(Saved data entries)
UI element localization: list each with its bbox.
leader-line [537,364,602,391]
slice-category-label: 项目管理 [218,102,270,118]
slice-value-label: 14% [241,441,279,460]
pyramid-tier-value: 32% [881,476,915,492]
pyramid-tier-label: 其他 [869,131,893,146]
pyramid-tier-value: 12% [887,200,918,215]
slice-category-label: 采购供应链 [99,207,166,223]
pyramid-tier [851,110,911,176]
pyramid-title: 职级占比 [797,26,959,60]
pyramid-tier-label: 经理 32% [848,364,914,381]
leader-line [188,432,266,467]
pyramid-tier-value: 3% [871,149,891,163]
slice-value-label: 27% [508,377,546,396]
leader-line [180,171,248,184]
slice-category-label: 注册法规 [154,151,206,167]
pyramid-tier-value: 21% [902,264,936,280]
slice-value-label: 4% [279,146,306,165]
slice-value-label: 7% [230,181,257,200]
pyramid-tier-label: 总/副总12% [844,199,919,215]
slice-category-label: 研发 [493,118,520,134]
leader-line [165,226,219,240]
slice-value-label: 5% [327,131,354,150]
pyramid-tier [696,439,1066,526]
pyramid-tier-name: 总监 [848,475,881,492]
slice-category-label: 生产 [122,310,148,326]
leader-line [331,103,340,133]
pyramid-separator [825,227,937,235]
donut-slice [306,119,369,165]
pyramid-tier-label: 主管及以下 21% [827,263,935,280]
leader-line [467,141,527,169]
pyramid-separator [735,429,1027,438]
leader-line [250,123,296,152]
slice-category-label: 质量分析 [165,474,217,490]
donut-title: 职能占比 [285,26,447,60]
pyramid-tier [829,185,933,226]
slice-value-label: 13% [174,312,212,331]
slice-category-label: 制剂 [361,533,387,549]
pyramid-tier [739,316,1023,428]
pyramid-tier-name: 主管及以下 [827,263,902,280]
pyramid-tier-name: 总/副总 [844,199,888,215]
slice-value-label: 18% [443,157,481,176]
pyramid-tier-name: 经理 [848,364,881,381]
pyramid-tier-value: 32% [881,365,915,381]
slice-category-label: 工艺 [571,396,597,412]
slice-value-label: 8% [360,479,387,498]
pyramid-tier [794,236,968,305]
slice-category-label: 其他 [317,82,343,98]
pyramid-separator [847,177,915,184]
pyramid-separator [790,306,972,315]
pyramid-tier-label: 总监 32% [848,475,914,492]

> **Task requirements**
Repeat every one of the records above, line for line, with nothing changed, added or left out.

> **Task result**
UI element localization: list each with its bbox.
leader-line [537,364,602,391]
slice-category-label: 项目管理 [218,102,270,118]
slice-value-label: 14% [241,441,279,460]
pyramid-tier-value: 32% [881,476,915,492]
pyramid-tier-label: 其他 [869,131,893,146]
pyramid-tier-value: 12% [887,200,918,215]
slice-category-label: 采购供应链 [99,207,166,223]
pyramid-tier [851,110,911,176]
pyramid-title: 职级占比 [797,26,959,60]
pyramid-tier-label: 经理 32% [848,364,914,381]
leader-line [188,432,266,467]
pyramid-tier-value: 3% [871,149,891,163]
slice-value-label: 27% [508,377,546,396]
leader-line [180,171,248,184]
slice-category-label: 注册法规 [154,151,206,167]
pyramid-tier-value: 21% [902,264,936,280]
slice-value-label: 4% [279,146,306,165]
slice-value-label: 7% [230,181,257,200]
pyramid-tier-label: 总/副总12% [844,199,919,215]
slice-category-label: 研发 [493,118,520,134]
leader-line [165,226,219,240]
slice-value-label: 5% [327,131,354,150]
pyramid-tier [696,439,1066,526]
pyramid-tier-name: 总监 [848,475,881,492]
slice-category-label: 生产 [122,310,148,326]
leader-line [331,103,340,133]
pyramid-separator [825,227,937,235]
donut-slice [306,119,369,165]
pyramid-tier-label: 主管及以下 21% [827,263,935,280]
leader-line [467,141,527,169]
pyramid-separator [735,429,1027,438]
leader-line [250,123,296,152]
slice-category-label: 质量分析 [165,474,217,490]
donut-title: 职能占比 [285,26,447,60]
pyramid-tier [829,185,933,226]
slice-value-label: 13% [174,312,212,331]
slice-category-label: 制剂 [361,533,387,549]
pyramid-tier [739,316,1023,428]
pyramid-tier-name: 主管及以下 [827,263,902,280]
pyramid-tier-name: 总/副总 [844,199,888,215]
slice-value-label: 18% [443,157,481,176]
pyramid-tier-name: 经理 [848,364,881,381]
pyramid-tier-value: 32% [881,365,915,381]
slice-category-label: 工艺 [571,396,597,412]
slice-value-label: 8% [360,479,387,498]
pyramid-tier [794,236,968,305]
slice-category-label: 其他 [317,82,343,98]
pyramid-separator [847,177,915,184]
pyramid-separator [790,306,972,315]
pyramid-tier-label: 总监 32% [848,475,914,492]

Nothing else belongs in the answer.